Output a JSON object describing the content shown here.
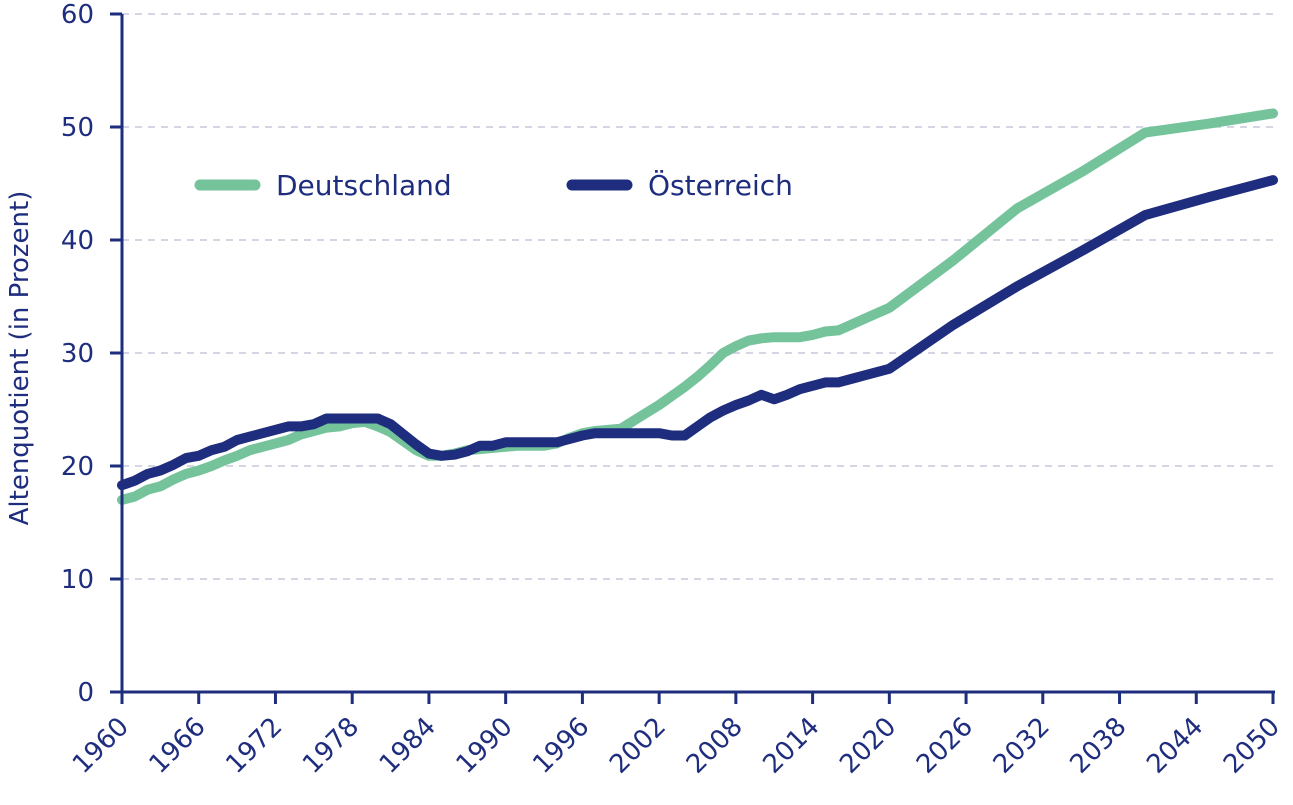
{
  "chart_data": {
    "type": "line",
    "title": "",
    "xlabel": "",
    "ylabel": "Altenquotient (in Prozent)",
    "xlim": [
      1960,
      2050
    ],
    "ylim": [
      0,
      60
    ],
    "x_ticks": [
      "1960",
      "1966",
      "1972",
      "1978",
      "1984",
      "1990",
      "1996",
      "2002",
      "2008",
      "2014",
      "2020",
      "2026",
      "2032",
      "2038",
      "2044",
      "2050"
    ],
    "y_ticks": [
      "0",
      "10",
      "20",
      "30",
      "40",
      "50",
      "60"
    ],
    "grid": "horizontal dashed",
    "legend_position": "top-left",
    "colors": {
      "axis": "#1e2d7d",
      "grid": "#c5c9da",
      "text": "#1e2d7d"
    },
    "series": [
      {
        "name": "Deutschland",
        "color": "#74c39b",
        "points": [
          [
            1960,
            17.0
          ],
          [
            1961,
            17.3
          ],
          [
            1962,
            17.9
          ],
          [
            1963,
            18.2
          ],
          [
            1964,
            18.8
          ],
          [
            1965,
            19.3
          ],
          [
            1966,
            19.6
          ],
          [
            1967,
            20.0
          ],
          [
            1968,
            20.5
          ],
          [
            1969,
            20.9
          ],
          [
            1970,
            21.4
          ],
          [
            1971,
            21.7
          ],
          [
            1972,
            22.0
          ],
          [
            1973,
            22.3
          ],
          [
            1974,
            22.8
          ],
          [
            1975,
            23.1
          ],
          [
            1976,
            23.4
          ],
          [
            1977,
            23.5
          ],
          [
            1978,
            23.8
          ],
          [
            1979,
            23.9
          ],
          [
            1980,
            23.5
          ],
          [
            1981,
            23.0
          ],
          [
            1982,
            22.2
          ],
          [
            1983,
            21.4
          ],
          [
            1984,
            20.9
          ],
          [
            1985,
            20.9
          ],
          [
            1986,
            21.1
          ],
          [
            1987,
            21.4
          ],
          [
            1988,
            21.5
          ],
          [
            1989,
            21.6
          ],
          [
            1990,
            21.7
          ],
          [
            1991,
            21.8
          ],
          [
            1992,
            21.8
          ],
          [
            1993,
            21.8
          ],
          [
            1994,
            22.0
          ],
          [
            1995,
            22.5
          ],
          [
            1996,
            22.9
          ],
          [
            1997,
            23.1
          ],
          [
            1998,
            23.2
          ],
          [
            1999,
            23.3
          ],
          [
            2000,
            24.0
          ],
          [
            2001,
            24.7
          ],
          [
            2002,
            25.4
          ],
          [
            2003,
            26.2
          ],
          [
            2004,
            27.0
          ],
          [
            2005,
            27.9
          ],
          [
            2006,
            28.9
          ],
          [
            2007,
            30.0
          ],
          [
            2008,
            30.6
          ],
          [
            2009,
            31.1
          ],
          [
            2010,
            31.3
          ],
          [
            2011,
            31.4
          ],
          [
            2012,
            31.4
          ],
          [
            2013,
            31.4
          ],
          [
            2014,
            31.6
          ],
          [
            2015,
            31.9
          ],
          [
            2016,
            32.0
          ],
          [
            2017,
            32.5
          ],
          [
            2018,
            33.0
          ],
          [
            2019,
            33.5
          ],
          [
            2020,
            34.0
          ],
          [
            2025,
            38.2
          ],
          [
            2030,
            42.8
          ],
          [
            2035,
            46.0
          ],
          [
            2040,
            49.5
          ],
          [
            2045,
            50.3
          ],
          [
            2050,
            51.2
          ]
        ]
      },
      {
        "name": "Österreich",
        "color": "#1e2d7d",
        "points": [
          [
            1960,
            18.3
          ],
          [
            1961,
            18.7
          ],
          [
            1962,
            19.3
          ],
          [
            1963,
            19.6
          ],
          [
            1964,
            20.1
          ],
          [
            1965,
            20.7
          ],
          [
            1966,
            20.9
          ],
          [
            1967,
            21.4
          ],
          [
            1968,
            21.7
          ],
          [
            1969,
            22.3
          ],
          [
            1970,
            22.6
          ],
          [
            1971,
            22.9
          ],
          [
            1972,
            23.2
          ],
          [
            1973,
            23.5
          ],
          [
            1974,
            23.5
          ],
          [
            1975,
            23.7
          ],
          [
            1976,
            24.2
          ],
          [
            1977,
            24.2
          ],
          [
            1978,
            24.2
          ],
          [
            1979,
            24.2
          ],
          [
            1980,
            24.2
          ],
          [
            1981,
            23.7
          ],
          [
            1982,
            22.8
          ],
          [
            1983,
            21.9
          ],
          [
            1984,
            21.1
          ],
          [
            1985,
            20.9
          ],
          [
            1986,
            21.0
          ],
          [
            1987,
            21.3
          ],
          [
            1988,
            21.8
          ],
          [
            1989,
            21.8
          ],
          [
            1990,
            22.1
          ],
          [
            1991,
            22.1
          ],
          [
            1992,
            22.1
          ],
          [
            1993,
            22.1
          ],
          [
            1994,
            22.1
          ],
          [
            1995,
            22.4
          ],
          [
            1996,
            22.7
          ],
          [
            1997,
            22.9
          ],
          [
            1998,
            22.9
          ],
          [
            1999,
            22.9
          ],
          [
            2000,
            22.9
          ],
          [
            2001,
            22.9
          ],
          [
            2002,
            22.9
          ],
          [
            2003,
            22.7
          ],
          [
            2004,
            22.7
          ],
          [
            2005,
            23.5
          ],
          [
            2006,
            24.3
          ],
          [
            2007,
            24.9
          ],
          [
            2008,
            25.4
          ],
          [
            2009,
            25.8
          ],
          [
            2010,
            26.3
          ],
          [
            2011,
            25.9
          ],
          [
            2012,
            26.3
          ],
          [
            2013,
            26.8
          ],
          [
            2014,
            27.1
          ],
          [
            2015,
            27.4
          ],
          [
            2016,
            27.4
          ],
          [
            2017,
            27.7
          ],
          [
            2018,
            28.0
          ],
          [
            2019,
            28.3
          ],
          [
            2020,
            28.6
          ],
          [
            2025,
            32.5
          ],
          [
            2030,
            35.9
          ],
          [
            2035,
            39.0
          ],
          [
            2040,
            42.2
          ],
          [
            2045,
            43.8
          ],
          [
            2050,
            45.3
          ]
        ]
      }
    ]
  }
}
++++++++++++++++++++
Task objective —
Every line containing the string "grid" must be listed.

Task output —
    "grid": "horizontal dashed",
      "grid": "#c5c9da",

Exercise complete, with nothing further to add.